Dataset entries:
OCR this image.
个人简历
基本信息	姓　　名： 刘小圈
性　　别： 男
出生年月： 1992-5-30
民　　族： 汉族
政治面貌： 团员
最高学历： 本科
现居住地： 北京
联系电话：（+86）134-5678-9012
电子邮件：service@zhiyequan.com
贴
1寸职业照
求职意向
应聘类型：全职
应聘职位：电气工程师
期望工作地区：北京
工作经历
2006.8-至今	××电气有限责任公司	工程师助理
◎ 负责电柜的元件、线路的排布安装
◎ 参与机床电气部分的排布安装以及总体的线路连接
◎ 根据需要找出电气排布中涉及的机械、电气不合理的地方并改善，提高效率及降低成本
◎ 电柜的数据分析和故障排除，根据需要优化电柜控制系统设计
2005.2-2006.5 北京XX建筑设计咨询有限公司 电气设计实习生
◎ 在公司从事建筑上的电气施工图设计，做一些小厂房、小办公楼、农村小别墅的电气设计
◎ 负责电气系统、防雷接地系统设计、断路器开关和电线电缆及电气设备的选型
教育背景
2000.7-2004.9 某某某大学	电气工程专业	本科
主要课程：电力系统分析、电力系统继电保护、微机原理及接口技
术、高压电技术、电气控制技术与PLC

Your goal: Write out the material from the first line to the last, exactly.

Complete answer:
OCR this image.
个人简历
基本信息	姓　　名： 刘小圈
性　　别： 男
出生年月： 1992-5-30
民　　族： 汉族
政治面貌： 团员
最高学历： 本科
现居住地： 北京
联系电话：（+86）134-5678-9012
电子邮件：service@zhiyequan.com
贴
1寸职业照
求职意向
应聘类型：全职
应聘职位：电气工程师
期望工作地区：北京
工作经历
2006.8-至今	××电气有限责任公司	工程师助理
◎ 负责电柜的元件、线路的排布安装
◎ 参与机床电气部分的排布安装以及总体的线路连接
◎ 根据需要找出电气排布中涉及的机械、电气不合理的地方并改善，提高效率及降低成本
◎ 电柜的数据分析和故障排除，根据需要优化电柜控制系统设计
2005.2-2006.5 北京XX建筑设计咨询有限公司 电气设计实习生
◎ 在公司从事建筑上的电气施工图设计，做一些小厂房、小办公楼、农村小别墅的电气设计
◎ 负责电气系统、防雷接地系统设计、断路器开关和电线电缆及电气设备的选型
教育背景
2000.7-2004.9 某某某大学	电气工程专业	本科
主要课程：电力系统分析、电力系统继电保护、微机原理及接口技
术、高压电技术、电气控制技术与PLC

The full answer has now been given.